Reproduce the data exactly and drop any pictures it holds.

_ _ _ _

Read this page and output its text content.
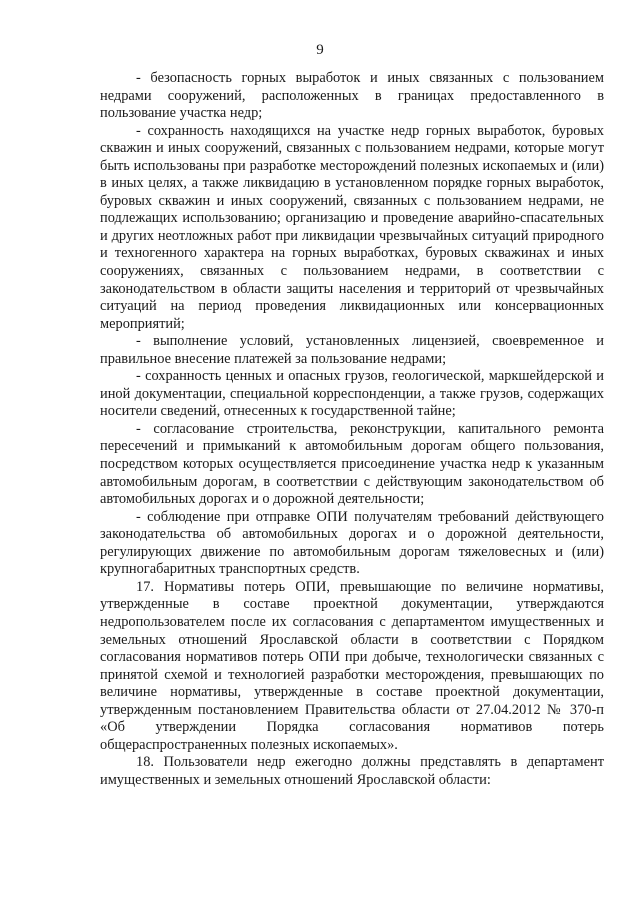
9

- безопасность горных выработок и иных связанных с пользованием недрами сооружений, расположенных в границах предоставленного в пользование участка недр;

- сохранность находящихся на участке недр горных выработок, буровых скважин и иных сооружений, связанных с пользованием недрами, которые могут быть использованы при разработке месторождений полезных ископаемых и (или) в иных целях, а также ликвидацию в установленном порядке горных выработок, буровых скважин и иных сооружений, связанных с пользованием недрами, не подлежащих использованию; организацию и проведение аварийно-спасательных и других неотложных работ при ликвидации чрезвычайных ситуаций природного и техногенного характера на горных выработках, буровых скважинах и иных сооружениях, связанных с пользованием недрами, в соответствии с законодательством в области защиты населения и территорий от чрезвычайных ситуаций на период проведения ликвидационных или консервационных мероприятий;

- выполнение условий, установленных лицензией, своевременное и правильное внесение платежей за пользование недрами;

- сохранность ценных и опасных грузов, геологической, маркшейдерской и иной документации, специальной корреспонденции, а также грузов, содержащих носители сведений, отнесенных к государственной тайне;

- согласование строительства, реконструкции, капитального ремонта пересечений и примыканий к автомобильным дорогам общего пользования, посредством которых осуществляется присоединение участка недр к указанным автомобильным дорогам, в соответствии с действующим законодательством об автомобильных дорогах и о дорожной деятельности;

- соблюдение при отправке ОПИ получателям требований действующего законодательства об автомобильных дорогах и о дорожной деятельности, регулирующих движение по автомобильным дорогам тяжеловесных и (или) крупногабаритных транспортных средств.

17. Нормативы потерь ОПИ, превышающие по величине нормативы, утвержденные в составе проектной документации, утверждаются недропользователем после их согласования с департаментом имущественных и земельных отношений Ярославской области в соответствии с Порядком согласования нормативов потерь ОПИ при добыче, технологически связанных с принятой схемой и технологией разработки месторождения, превышающих по величине нормативы, утвержденные в составе проектной документации, утвержденным постановлением Правительства области от 27.04.2012 № 370-п «Об утверждении Порядка согласования нормативов потерь общераспространенных полезных ископаемых».

18. Пользователи недр ежегодно должны представлять в департамент имущественных и земельных отношений Ярославской области:
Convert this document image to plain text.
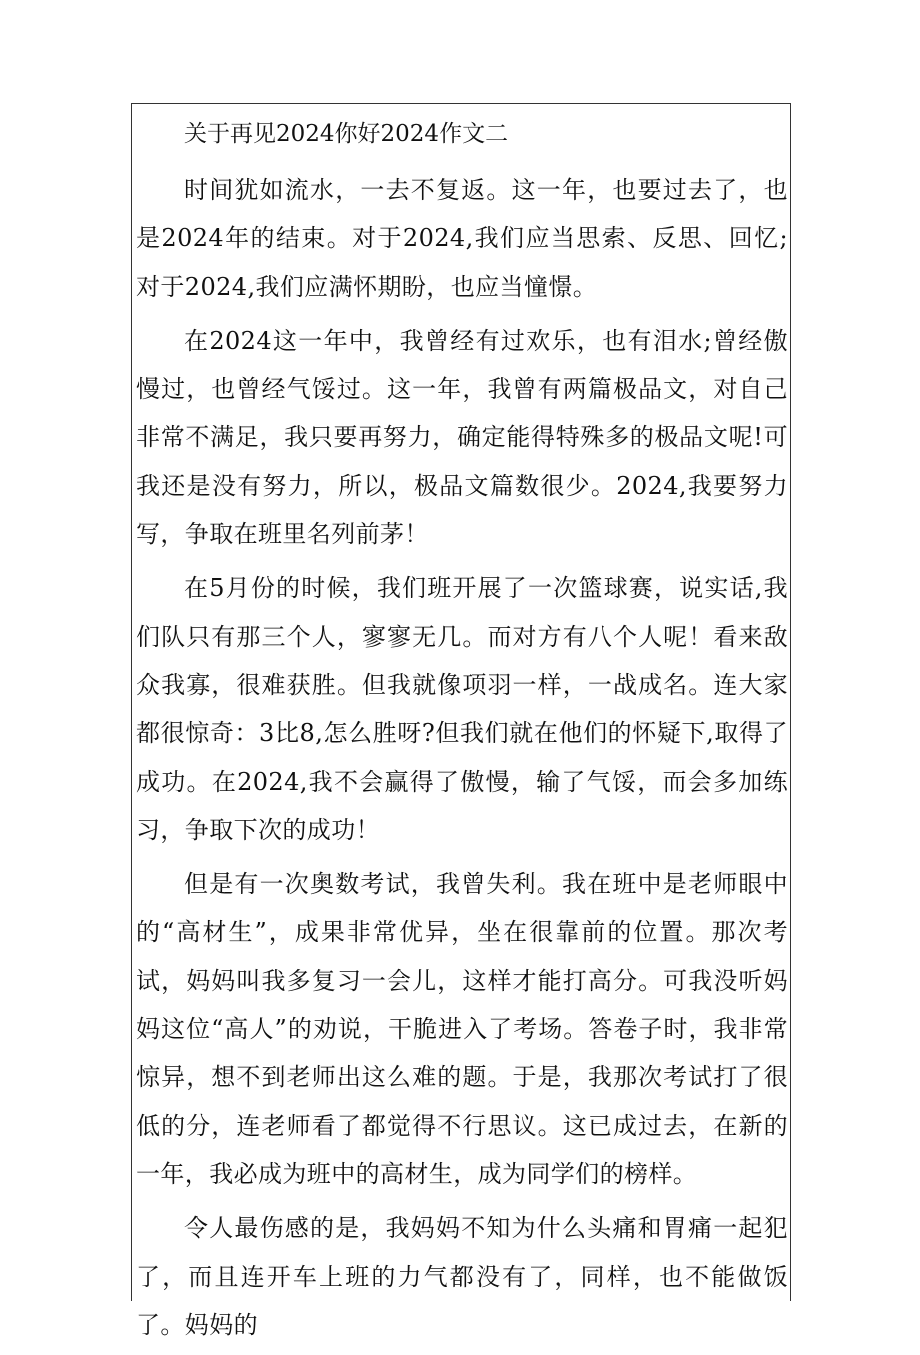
关于再见2024你好2024作文二

时间犹如流水，一去不复返。这一年，也要过去了，也是2024年的结束。对于2024,我们应当思索、反思、回忆;对于2024,我们应满怀期盼，也应当憧憬。

在2024这一年中，我曾经有过欢乐，也有泪水;曾经傲慢过，也曾经气馁过。这一年，我曾有两篇极品文，对自己非常不满足，我只要再努力，确定能得特殊多的极品文呢!可我还是没有努力，所以，极品文篇数很少。2024,我要努力写，争取在班里名列前茅！

在5月份的时候，我们班开展了一次篮球赛，说实话,我们队只有那三个人，寥寥无几。而对方有八个人呢！看来敌众我寡，很难获胜。但我就像项羽一样，一战成名。连大家都很惊奇：3比8,怎么胜呀?但我们就在他们的怀疑下,取得了成功。在2024,我不会赢得了傲慢，输了气馁，而会多加练习，争取下次的成功！

但是有一次奥数考试，我曾失利。我在班中是老师眼中的“高材生”，成果非常优异，坐在很靠前的位置。那次考试，妈妈叫我多复习一会儿，这样才能打高分。可我没听妈妈这位“高人”的劝说，干脆进入了考场。答卷子时，我非常惊异，想不到老师出这么难的题。于是，我那次考试打了很低的分，连老师看了都觉得不行思议。这已成过去，在新的一年，我必成为班中的高材生，成为同学们的榜样。

令人最伤感的是，我妈妈不知为什么头痛和胃痛一起犯了，而且连开车上班的力气都没有了，同样，也不能做饭了。妈妈的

_ _ _ _

> **Solution to this problem**
Read this page and output its text content.
9

- безопасность горных выработок и иных связанных с пользованием недрами сооружений, расположенных в границах предоставленного в пользование участка недр;

- сохранность находящихся на участке недр горных выработок, буровых скважин и иных сооружений, связанных с пользованием недрами, которые могут быть использованы при разработке месторождений полезных ископаемых и (или) в иных целях, а также ликвидацию в установленном порядке горных выработок, буровых скважин и иных сооружений, связанных с пользованием недрами, не подлежащих использованию; организацию и проведение аварийно-спасательных и других неотложных работ при ликвидации чрезвычайных ситуаций природного и техногенного характера на горных выработках, буровых скважинах и иных сооружениях, связанных с пользованием недрами, в соответствии с законодательством в области защиты населения и территорий от чрезвычайных ситуаций на период проведения ликвидационных или консервационных мероприятий;

- выполнение условий, установленных лицензией, своевременное и правильное внесение платежей за пользование недрами;

- сохранность ценных и опасных грузов, геологической, маркшейдерской и иной документации, специальной корреспонденции, а также грузов, содержащих носители сведений, отнесенных к государственной тайне;

- согласование строительства, реконструкции, капитального ремонта пересечений и примыканий к автомобильным дорогам общего пользования, посредством которых осуществляется присоединение участка недр к указанным автомобильным дорогам, в соответствии с действующим законодательством об автомобильных дорогах и о дорожной деятельности;

- соблюдение при отправке ОПИ получателям требований действующего законодательства об автомобильных дорогах и о дорожной деятельности, регулирующих движение по автомобильным дорогам тяжеловесных и (или) крупногабаритных транспортных средств.

17. Нормативы потерь ОПИ, превышающие по величине нормативы, утвержденные в составе проектной документации, утверждаются недропользователем после их согласования с департаментом имущественных и земельных отношений Ярославской области в соответствии с Порядком согласования нормативов потерь ОПИ при добыче, технологически связанных с принятой схемой и технологией разработки месторождения, превышающих по величине нормативы, утвержденные в составе проектной документации, утвержденным постановлением Правительства области от 27.04.2012 № 370-п «Об утверждении Порядка согласования нормативов потерь общераспространенных полезных ископаемых».

18. Пользователи недр ежегодно должны представлять в департамент имущественных и земельных отношений Ярославской области:
Convert this document image to plain text.
关于再见2024你好2024作文二

时间犹如流水，一去不复返。这一年，也要过去了，也是2024年的结束。对于2024,我们应当思索、反思、回忆;对于2024,我们应满怀期盼，也应当憧憬。

在2024这一年中，我曾经有过欢乐，也有泪水;曾经傲慢过，也曾经气馁过。这一年，我曾有两篇极品文，对自己非常不满足，我只要再努力，确定能得特殊多的极品文呢!可我还是没有努力，所以，极品文篇数很少。2024,我要努力写，争取在班里名列前茅！

在5月份的时候，我们班开展了一次篮球赛，说实话,我们队只有那三个人，寥寥无几。而对方有八个人呢！看来敌众我寡，很难获胜。但我就像项羽一样，一战成名。连大家都很惊奇：3比8,怎么胜呀?但我们就在他们的怀疑下,取得了成功。在2024,我不会赢得了傲慢，输了气馁，而会多加练习，争取下次的成功！

但是有一次奥数考试，我曾失利。我在班中是老师眼中的“高材生”，成果非常优异，坐在很靠前的位置。那次考试，妈妈叫我多复习一会儿，这样才能打高分。可我没听妈妈这位“高人”的劝说，干脆进入了考场。答卷子时，我非常惊异，想不到老师出这么难的题。于是，我那次考试打了很低的分，连老师看了都觉得不行思议。这已成过去，在新的一年，我必成为班中的高材生，成为同学们的榜样。

令人最伤感的是，我妈妈不知为什么头痛和胃痛一起犯了，而且连开车上班的力气都没有了，同样，也不能做饭了。妈妈的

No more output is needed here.